## [WHAT YOU SHOULD DO]
Copy every line of the data that contains the string "grid".

## [EXCERPTED DATA]
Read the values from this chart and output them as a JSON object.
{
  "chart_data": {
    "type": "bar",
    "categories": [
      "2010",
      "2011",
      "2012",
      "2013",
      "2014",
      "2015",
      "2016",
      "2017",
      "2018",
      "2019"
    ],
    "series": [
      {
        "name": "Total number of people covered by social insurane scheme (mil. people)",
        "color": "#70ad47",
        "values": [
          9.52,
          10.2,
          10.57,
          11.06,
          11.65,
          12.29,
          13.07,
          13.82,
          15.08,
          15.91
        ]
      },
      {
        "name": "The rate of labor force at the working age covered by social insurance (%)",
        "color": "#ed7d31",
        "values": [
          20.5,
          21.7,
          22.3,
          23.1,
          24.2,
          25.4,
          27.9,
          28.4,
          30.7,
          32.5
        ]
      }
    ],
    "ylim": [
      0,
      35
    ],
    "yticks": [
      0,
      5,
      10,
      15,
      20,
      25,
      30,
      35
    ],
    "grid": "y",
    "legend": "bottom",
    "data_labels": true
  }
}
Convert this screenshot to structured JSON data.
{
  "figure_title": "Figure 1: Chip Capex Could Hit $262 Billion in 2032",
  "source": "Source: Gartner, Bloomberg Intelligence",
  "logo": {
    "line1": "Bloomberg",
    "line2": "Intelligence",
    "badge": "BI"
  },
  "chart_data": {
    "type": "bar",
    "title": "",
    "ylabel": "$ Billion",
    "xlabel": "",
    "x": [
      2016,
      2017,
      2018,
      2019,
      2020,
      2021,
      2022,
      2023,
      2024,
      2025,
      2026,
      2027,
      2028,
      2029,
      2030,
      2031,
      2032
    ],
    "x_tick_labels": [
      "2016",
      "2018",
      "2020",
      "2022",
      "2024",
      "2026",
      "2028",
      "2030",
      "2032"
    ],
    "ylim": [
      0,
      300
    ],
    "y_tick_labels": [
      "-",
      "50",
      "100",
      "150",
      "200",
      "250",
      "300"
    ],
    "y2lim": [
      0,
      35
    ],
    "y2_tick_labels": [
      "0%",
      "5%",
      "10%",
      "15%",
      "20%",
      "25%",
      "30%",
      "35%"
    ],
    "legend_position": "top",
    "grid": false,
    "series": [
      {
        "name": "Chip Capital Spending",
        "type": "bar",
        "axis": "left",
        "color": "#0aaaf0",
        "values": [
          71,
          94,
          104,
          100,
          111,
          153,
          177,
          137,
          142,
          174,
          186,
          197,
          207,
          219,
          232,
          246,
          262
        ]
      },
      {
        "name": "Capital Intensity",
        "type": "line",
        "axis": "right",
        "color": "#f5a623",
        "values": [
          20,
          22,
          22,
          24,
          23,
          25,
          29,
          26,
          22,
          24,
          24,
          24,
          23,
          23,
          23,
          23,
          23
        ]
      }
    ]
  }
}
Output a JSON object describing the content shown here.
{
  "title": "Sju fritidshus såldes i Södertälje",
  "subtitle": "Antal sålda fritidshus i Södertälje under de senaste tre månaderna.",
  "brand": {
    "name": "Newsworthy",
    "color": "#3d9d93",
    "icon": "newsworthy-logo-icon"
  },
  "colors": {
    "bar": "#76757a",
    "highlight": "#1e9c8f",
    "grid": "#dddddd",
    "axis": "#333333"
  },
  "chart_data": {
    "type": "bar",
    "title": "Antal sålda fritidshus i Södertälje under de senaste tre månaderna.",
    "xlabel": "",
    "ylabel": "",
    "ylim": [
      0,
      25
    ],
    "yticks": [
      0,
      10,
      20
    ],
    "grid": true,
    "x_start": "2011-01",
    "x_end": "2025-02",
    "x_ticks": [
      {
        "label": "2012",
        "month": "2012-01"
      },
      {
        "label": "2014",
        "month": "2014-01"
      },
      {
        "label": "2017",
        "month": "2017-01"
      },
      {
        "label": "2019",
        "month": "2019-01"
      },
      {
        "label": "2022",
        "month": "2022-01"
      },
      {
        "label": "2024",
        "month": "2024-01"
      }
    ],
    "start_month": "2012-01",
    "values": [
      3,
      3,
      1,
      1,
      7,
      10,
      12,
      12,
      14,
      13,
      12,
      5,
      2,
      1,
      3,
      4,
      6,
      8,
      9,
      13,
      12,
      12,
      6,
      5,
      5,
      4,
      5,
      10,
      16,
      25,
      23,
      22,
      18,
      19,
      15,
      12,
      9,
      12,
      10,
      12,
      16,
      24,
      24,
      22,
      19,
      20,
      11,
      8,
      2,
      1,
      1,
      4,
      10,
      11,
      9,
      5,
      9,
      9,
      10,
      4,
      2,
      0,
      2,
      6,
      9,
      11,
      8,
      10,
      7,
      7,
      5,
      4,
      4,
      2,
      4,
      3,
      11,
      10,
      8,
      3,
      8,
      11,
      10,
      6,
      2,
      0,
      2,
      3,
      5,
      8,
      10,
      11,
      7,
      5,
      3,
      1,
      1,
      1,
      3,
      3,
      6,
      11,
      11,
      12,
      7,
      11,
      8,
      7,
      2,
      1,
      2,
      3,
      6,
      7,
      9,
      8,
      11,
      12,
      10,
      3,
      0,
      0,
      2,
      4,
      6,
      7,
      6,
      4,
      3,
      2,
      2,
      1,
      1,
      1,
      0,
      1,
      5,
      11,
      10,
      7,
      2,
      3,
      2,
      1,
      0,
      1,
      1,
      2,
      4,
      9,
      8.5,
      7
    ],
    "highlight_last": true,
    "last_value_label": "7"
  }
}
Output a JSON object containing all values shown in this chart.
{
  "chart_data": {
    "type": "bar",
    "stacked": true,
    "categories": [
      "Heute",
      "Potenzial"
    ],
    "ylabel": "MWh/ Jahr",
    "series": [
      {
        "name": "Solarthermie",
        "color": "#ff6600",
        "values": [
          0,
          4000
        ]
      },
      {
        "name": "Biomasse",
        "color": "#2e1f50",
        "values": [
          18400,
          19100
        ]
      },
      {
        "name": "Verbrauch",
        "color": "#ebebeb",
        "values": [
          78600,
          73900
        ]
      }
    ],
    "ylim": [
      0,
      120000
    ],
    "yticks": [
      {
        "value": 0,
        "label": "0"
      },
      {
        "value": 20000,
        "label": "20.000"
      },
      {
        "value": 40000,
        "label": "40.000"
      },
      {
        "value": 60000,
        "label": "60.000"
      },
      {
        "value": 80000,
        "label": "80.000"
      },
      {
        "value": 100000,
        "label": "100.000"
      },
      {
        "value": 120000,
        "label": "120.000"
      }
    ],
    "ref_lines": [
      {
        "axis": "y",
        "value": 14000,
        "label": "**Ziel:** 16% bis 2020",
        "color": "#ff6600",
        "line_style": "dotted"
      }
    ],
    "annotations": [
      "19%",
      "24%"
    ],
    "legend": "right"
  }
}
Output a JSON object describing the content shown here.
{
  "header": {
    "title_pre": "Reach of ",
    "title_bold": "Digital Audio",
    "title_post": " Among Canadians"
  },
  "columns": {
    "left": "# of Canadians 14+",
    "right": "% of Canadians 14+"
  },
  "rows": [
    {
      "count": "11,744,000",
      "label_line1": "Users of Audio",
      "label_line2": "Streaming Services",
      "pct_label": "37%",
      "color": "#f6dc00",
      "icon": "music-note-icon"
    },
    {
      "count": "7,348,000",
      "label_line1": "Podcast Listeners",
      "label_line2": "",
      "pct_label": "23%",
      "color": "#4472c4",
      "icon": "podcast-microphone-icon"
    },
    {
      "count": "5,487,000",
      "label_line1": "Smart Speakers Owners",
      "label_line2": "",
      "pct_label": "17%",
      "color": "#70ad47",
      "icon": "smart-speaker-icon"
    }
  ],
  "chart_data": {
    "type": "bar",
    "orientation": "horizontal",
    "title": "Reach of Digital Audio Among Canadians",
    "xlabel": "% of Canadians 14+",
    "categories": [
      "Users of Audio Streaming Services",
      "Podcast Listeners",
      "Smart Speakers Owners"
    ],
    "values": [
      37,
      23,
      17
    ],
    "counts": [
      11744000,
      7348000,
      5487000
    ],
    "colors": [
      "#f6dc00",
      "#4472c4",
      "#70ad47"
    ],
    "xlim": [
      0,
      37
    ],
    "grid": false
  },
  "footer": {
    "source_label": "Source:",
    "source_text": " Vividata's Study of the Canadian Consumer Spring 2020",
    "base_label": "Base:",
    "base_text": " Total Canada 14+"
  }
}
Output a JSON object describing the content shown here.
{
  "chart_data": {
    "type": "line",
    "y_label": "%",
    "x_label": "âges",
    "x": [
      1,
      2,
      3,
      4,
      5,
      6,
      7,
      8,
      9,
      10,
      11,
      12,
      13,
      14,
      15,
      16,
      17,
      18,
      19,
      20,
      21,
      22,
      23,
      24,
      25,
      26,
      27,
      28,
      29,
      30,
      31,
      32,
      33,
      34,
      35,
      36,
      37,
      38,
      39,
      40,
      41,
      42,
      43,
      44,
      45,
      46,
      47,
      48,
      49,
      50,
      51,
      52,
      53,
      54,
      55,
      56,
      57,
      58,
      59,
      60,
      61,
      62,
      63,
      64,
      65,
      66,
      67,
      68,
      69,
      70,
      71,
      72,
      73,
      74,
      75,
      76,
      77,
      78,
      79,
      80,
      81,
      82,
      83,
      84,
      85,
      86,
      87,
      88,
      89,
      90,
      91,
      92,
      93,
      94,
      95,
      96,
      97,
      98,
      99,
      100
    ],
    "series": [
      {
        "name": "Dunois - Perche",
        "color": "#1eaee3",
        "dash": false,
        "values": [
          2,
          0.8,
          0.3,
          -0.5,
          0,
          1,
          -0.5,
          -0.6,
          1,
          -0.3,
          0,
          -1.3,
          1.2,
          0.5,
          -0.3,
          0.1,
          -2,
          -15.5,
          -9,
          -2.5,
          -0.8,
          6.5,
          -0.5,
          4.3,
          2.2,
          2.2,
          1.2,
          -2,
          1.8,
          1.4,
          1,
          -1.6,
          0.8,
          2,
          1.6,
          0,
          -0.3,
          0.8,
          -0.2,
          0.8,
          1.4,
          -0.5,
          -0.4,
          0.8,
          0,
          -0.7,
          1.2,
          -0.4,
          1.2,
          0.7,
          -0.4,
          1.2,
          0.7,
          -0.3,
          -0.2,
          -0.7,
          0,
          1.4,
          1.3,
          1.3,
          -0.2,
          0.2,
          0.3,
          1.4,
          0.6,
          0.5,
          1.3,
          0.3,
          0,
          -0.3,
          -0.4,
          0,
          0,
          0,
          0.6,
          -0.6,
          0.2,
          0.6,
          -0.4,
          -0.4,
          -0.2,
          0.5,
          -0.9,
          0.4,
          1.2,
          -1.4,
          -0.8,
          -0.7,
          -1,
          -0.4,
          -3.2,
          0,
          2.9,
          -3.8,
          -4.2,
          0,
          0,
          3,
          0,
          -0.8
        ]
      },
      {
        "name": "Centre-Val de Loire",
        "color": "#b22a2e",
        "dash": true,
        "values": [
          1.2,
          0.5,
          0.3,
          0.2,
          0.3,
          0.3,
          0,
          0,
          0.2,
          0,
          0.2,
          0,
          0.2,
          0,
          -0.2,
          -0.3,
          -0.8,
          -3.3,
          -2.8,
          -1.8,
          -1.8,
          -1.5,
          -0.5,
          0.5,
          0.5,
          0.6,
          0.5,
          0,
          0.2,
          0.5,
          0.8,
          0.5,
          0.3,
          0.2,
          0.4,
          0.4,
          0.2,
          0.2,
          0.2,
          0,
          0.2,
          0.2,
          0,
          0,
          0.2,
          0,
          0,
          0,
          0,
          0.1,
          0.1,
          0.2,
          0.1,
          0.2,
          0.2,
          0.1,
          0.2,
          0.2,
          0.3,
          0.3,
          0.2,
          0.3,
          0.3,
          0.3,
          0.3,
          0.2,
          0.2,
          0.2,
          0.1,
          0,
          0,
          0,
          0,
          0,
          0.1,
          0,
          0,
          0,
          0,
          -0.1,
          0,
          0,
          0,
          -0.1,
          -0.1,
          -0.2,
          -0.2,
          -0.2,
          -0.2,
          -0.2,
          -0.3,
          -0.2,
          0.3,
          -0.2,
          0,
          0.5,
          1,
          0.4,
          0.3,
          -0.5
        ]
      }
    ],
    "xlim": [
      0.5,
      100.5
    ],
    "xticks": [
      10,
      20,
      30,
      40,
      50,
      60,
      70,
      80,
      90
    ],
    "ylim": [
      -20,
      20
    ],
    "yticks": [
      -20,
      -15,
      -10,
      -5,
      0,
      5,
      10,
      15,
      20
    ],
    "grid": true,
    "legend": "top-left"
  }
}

## [SOLUTION TO THIS PROBLEM]
    "grid": "y",
    "grid": false,
    "grid": "#dddddd",
    "grid": true,
    "grid": false
    "grid": true,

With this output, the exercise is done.